▸ **Task requirements**: Reproduce the listing exactly and skip over any pictures.

>> BEGIN

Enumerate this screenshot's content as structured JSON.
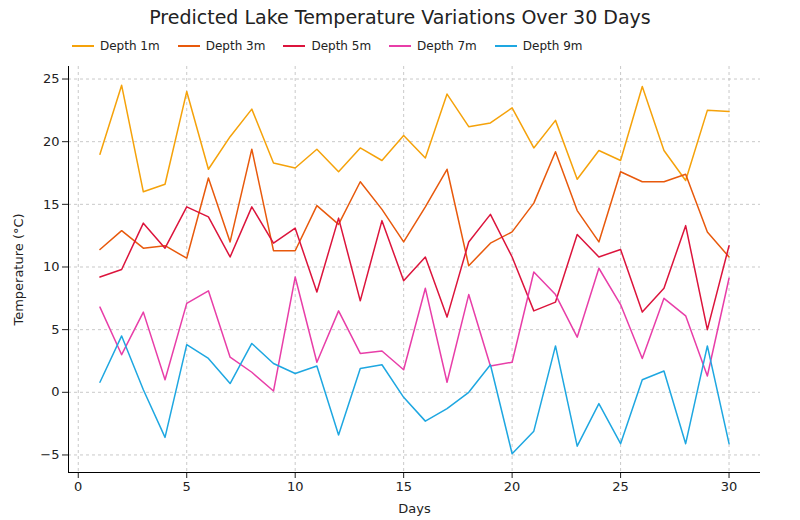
{
  "chart_data": {
    "type": "line",
    "title": "Predicted Lake Temperature Variations Over 30 Days",
    "x_label": "Days",
    "y_label": "Temperature (°C)",
    "x": [
      1,
      2,
      3,
      4,
      5,
      6,
      7,
      8,
      9,
      10,
      11,
      12,
      13,
      14,
      15,
      16,
      17,
      18,
      19,
      20,
      21,
      22,
      23,
      24,
      25,
      26,
      27,
      28,
      29,
      30
    ],
    "series": [
      {
        "name": "Depth 1m",
        "color": "#f5a20a",
        "values": [
          19.0,
          24.5,
          16.0,
          16.6,
          24.0,
          17.8,
          20.4,
          22.6,
          18.3,
          17.9,
          19.4,
          17.6,
          19.5,
          18.5,
          20.5,
          18.7,
          23.8,
          21.2,
          21.5,
          22.7,
          19.5,
          21.7,
          17.0,
          19.3,
          18.5,
          24.4,
          19.3,
          16.9,
          22.5,
          22.4
        ]
      },
      {
        "name": "Depth 3m",
        "color": "#e8590c",
        "values": [
          11.4,
          12.9,
          11.5,
          11.7,
          10.7,
          17.1,
          12.0,
          19.4,
          11.3,
          11.3,
          14.9,
          13.4,
          16.8,
          14.6,
          12.0,
          14.8,
          17.8,
          10.1,
          11.9,
          12.8,
          15.1,
          19.2,
          14.5,
          12.0,
          17.6,
          16.8,
          16.8,
          17.4,
          12.8,
          10.8
        ]
      },
      {
        "name": "Depth 5m",
        "color": "#dc143c",
        "values": [
          9.2,
          9.8,
          13.5,
          11.5,
          14.8,
          14.0,
          10.8,
          14.8,
          11.9,
          13.1,
          8.0,
          13.9,
          7.3,
          13.7,
          8.9,
          10.8,
          6.0,
          12.0,
          14.2,
          10.8,
          6.5,
          7.2,
          12.6,
          10.8,
          11.4,
          6.4,
          8.3,
          13.3,
          5.0,
          11.7
        ]
      },
      {
        "name": "Depth 7m",
        "color": "#e83ea8",
        "values": [
          6.8,
          3.0,
          6.4,
          1.0,
          7.1,
          8.1,
          2.8,
          1.6,
          0.1,
          9.2,
          2.4,
          6.5,
          3.1,
          3.3,
          1.8,
          8.3,
          0.8,
          7.8,
          2.1,
          2.4,
          9.6,
          7.8,
          4.4,
          9.9,
          7.0,
          2.7,
          7.5,
          6.1,
          1.3,
          9.1
        ]
      },
      {
        "name": "Depth 9m",
        "color": "#1ea7e1",
        "values": [
          0.8,
          4.5,
          0.2,
          -3.6,
          3.8,
          2.7,
          0.7,
          3.9,
          2.3,
          1.5,
          2.1,
          -3.4,
          1.9,
          2.2,
          -0.4,
          -2.3,
          -1.3,
          0.0,
          2.2,
          -4.9,
          -3.1,
          3.7,
          -4.3,
          -0.9,
          -4.1,
          1.0,
          1.7,
          -4.1,
          3.7,
          -4.1
        ]
      }
    ],
    "xlim": [
      -0.45,
      31.45
    ],
    "ylim": [
      -6.4,
      26.0
    ],
    "xticks": [
      0,
      5,
      10,
      15,
      20,
      25,
      30
    ],
    "yticks": [
      -5,
      0,
      5,
      10,
      15,
      20,
      25
    ],
    "grid": true,
    "legend": "upper left"
  }
}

>> END

▸ **Response**:
Enumerate this screenshot's content as structured JSON.
{
  "chart_data": {
    "type": "line",
    "title": "Predicted Lake Temperature Variations Over 30 Days",
    "x_label": "Days",
    "y_label": "Temperature (°C)",
    "x": [
      1,
      2,
      3,
      4,
      5,
      6,
      7,
      8,
      9,
      10,
      11,
      12,
      13,
      14,
      15,
      16,
      17,
      18,
      19,
      20,
      21,
      22,
      23,
      24,
      25,
      26,
      27,
      28,
      29,
      30
    ],
    "series": [
      {
        "name": "Depth 1m",
        "color": "#f5a20a",
        "values": [
          19.0,
          24.5,
          16.0,
          16.6,
          24.0,
          17.8,
          20.4,
          22.6,
          18.3,
          17.9,
          19.4,
          17.6,
          19.5,
          18.5,
          20.5,
          18.7,
          23.8,
          21.2,
          21.5,
          22.7,
          19.5,
          21.7,
          17.0,
          19.3,
          18.5,
          24.4,
          19.3,
          16.9,
          22.5,
          22.4
        ]
      },
      {
        "name": "Depth 3m",
        "color": "#e8590c",
        "values": [
          11.4,
          12.9,
          11.5,
          11.7,
          10.7,
          17.1,
          12.0,
          19.4,
          11.3,
          11.3,
          14.9,
          13.4,
          16.8,
          14.6,
          12.0,
          14.8,
          17.8,
          10.1,
          11.9,
          12.8,
          15.1,
          19.2,
          14.5,
          12.0,
          17.6,
          16.8,
          16.8,
          17.4,
          12.8,
          10.8
        ]
      },
      {
        "name": "Depth 5m",
        "color": "#dc143c",
        "values": [
          9.2,
          9.8,
          13.5,
          11.5,
          14.8,
          14.0,
          10.8,
          14.8,
          11.9,
          13.1,
          8.0,
          13.9,
          7.3,
          13.7,
          8.9,
          10.8,
          6.0,
          12.0,
          14.2,
          10.8,
          6.5,
          7.2,
          12.6,
          10.8,
          11.4,
          6.4,
          8.3,
          13.3,
          5.0,
          11.7
        ]
      },
      {
        "name": "Depth 7m",
        "color": "#e83ea8",
        "values": [
          6.8,
          3.0,
          6.4,
          1.0,
          7.1,
          8.1,
          2.8,
          1.6,
          0.1,
          9.2,
          2.4,
          6.5,
          3.1,
          3.3,
          1.8,
          8.3,
          0.8,
          7.8,
          2.1,
          2.4,
          9.6,
          7.8,
          4.4,
          9.9,
          7.0,
          2.7,
          7.5,
          6.1,
          1.3,
          9.1
        ]
      },
      {
        "name": "Depth 9m",
        "color": "#1ea7e1",
        "values": [
          0.8,
          4.5,
          0.2,
          -3.6,
          3.8,
          2.7,
          0.7,
          3.9,
          2.3,
          1.5,
          2.1,
          -3.4,
          1.9,
          2.2,
          -0.4,
          -2.3,
          -1.3,
          0.0,
          2.2,
          -4.9,
          -3.1,
          3.7,
          -4.3,
          -0.9,
          -4.1,
          1.0,
          1.7,
          -4.1,
          3.7,
          -4.1
        ]
      }
    ],
    "xlim": [
      -0.45,
      31.45
    ],
    "ylim": [
      -6.4,
      26.0
    ],
    "xticks": [
      0,
      5,
      10,
      15,
      20,
      25,
      30
    ],
    "yticks": [
      -5,
      0,
      5,
      10,
      15,
      20,
      25
    ],
    "grid": true,
    "legend": "upper left"
  }
}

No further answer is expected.